▸ **Work to do**
Rewrite the rows from the line containing "progress-percent: 60% <box>1312" through the line containing "window-shape-single <box>241 294", inclusive, with "double" swapped for "twin" and nothing else changed; return only those lines.

▸ **Data extract**

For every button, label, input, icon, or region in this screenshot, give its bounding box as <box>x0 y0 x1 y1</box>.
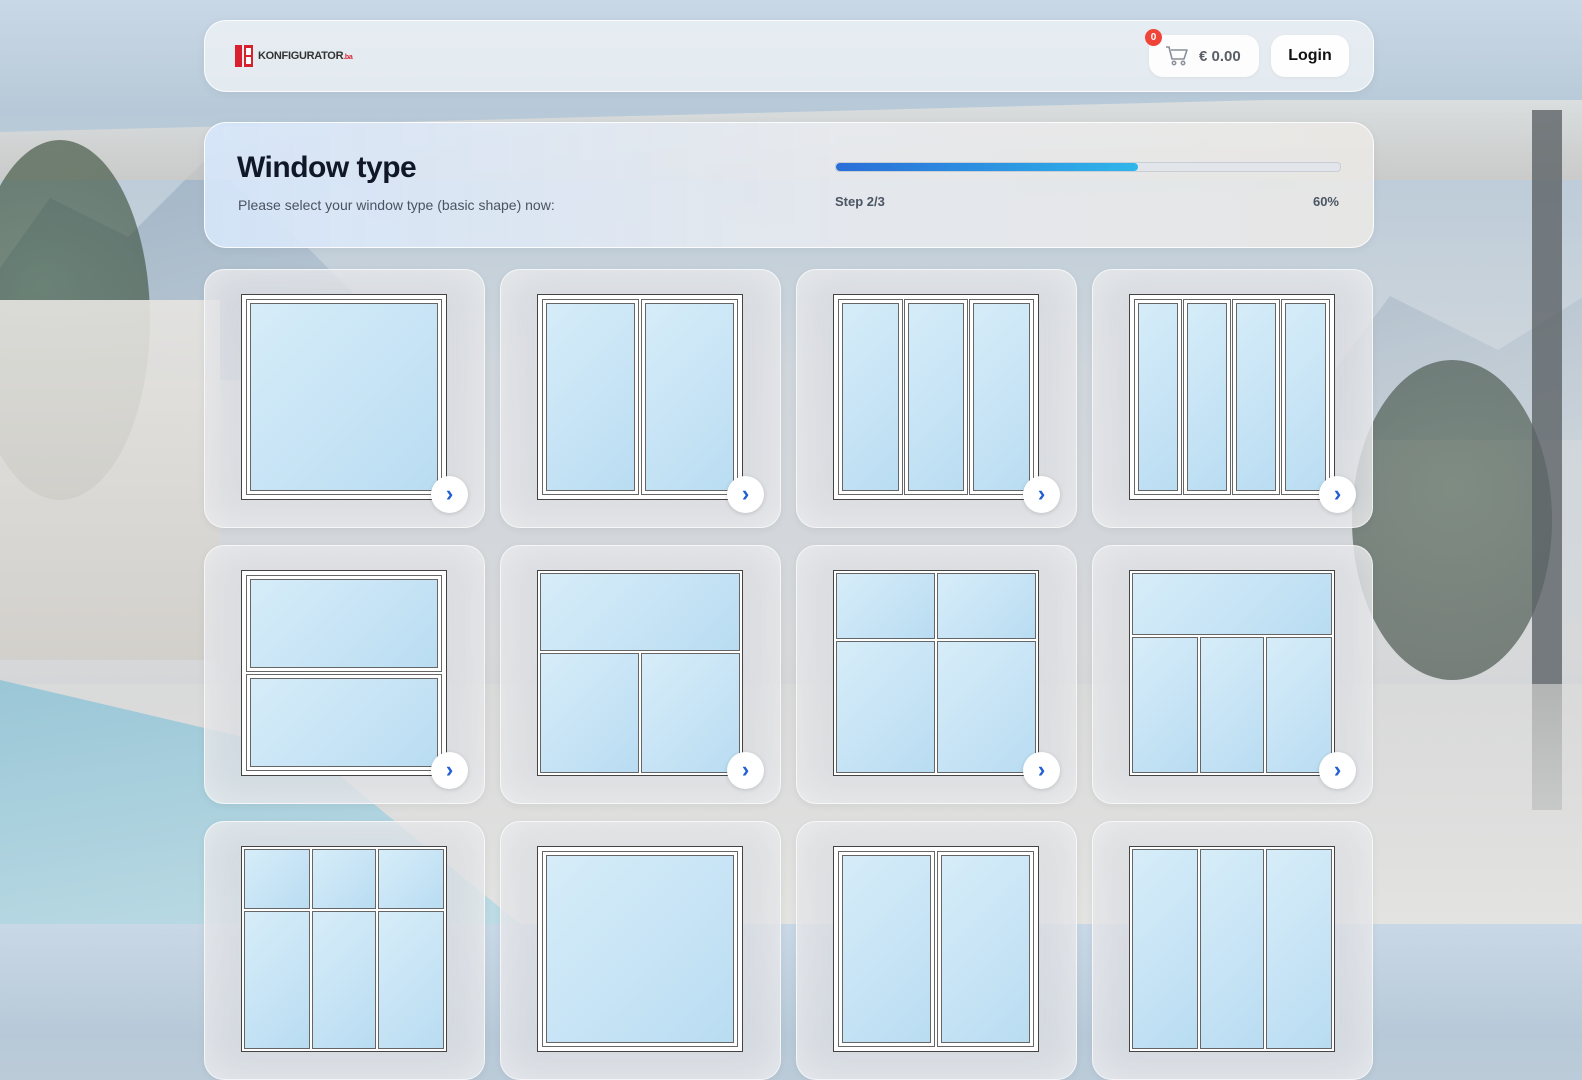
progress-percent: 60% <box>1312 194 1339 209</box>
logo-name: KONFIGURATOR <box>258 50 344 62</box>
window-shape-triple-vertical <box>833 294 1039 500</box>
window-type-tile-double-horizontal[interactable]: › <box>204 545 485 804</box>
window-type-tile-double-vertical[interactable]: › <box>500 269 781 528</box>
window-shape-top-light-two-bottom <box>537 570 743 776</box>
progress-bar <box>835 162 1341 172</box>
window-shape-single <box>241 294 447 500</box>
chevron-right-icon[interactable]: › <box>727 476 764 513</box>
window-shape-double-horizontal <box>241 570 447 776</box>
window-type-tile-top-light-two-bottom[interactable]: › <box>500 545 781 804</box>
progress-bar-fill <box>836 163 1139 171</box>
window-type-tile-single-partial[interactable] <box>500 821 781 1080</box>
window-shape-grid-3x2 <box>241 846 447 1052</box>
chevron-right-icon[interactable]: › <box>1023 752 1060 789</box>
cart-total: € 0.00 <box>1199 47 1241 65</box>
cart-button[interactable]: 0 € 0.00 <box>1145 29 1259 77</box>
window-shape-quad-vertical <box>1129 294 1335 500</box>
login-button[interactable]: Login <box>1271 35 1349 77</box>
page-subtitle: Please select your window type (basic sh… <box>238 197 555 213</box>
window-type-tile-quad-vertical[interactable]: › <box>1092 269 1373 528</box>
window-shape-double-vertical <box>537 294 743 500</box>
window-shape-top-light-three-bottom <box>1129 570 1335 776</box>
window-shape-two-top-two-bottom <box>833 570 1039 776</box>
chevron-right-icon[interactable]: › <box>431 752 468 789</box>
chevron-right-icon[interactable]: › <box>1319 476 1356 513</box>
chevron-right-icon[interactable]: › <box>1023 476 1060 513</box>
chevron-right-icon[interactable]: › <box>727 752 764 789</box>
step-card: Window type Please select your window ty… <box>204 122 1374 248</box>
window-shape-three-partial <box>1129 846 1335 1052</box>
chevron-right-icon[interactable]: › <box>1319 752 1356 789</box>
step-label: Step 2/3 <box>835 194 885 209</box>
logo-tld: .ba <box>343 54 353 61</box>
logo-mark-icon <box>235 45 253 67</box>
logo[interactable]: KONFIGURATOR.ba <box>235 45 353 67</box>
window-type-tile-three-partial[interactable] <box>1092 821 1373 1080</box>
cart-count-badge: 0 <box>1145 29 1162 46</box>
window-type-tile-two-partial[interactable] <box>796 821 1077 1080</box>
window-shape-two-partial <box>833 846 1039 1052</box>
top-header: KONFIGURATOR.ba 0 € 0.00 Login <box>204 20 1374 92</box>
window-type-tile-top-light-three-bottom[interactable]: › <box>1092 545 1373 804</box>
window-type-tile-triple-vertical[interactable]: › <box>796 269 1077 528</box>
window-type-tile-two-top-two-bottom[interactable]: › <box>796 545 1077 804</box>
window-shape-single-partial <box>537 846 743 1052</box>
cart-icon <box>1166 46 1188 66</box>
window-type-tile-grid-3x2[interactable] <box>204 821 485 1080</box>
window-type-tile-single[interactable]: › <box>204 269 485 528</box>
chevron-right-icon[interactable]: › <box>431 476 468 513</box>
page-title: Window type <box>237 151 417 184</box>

▸ **Solution to the problem**
progress-percent: 60% <box>1312 194 1339 209</box>
logo-name: KONFIGURATOR <box>258 50 344 62</box>
window-shape-triple-vertical <box>833 294 1039 500</box>
window-type-tile-twin-horizontal[interactable]: › <box>204 545 485 804</box>
window-type-tile-twin-vertical[interactable]: › <box>500 269 781 528</box>
window-shape-top-light-two-bottom <box>537 570 743 776</box>
progress-bar <box>835 162 1341 172</box>
window-shape-single <box>241 294 447 500</box>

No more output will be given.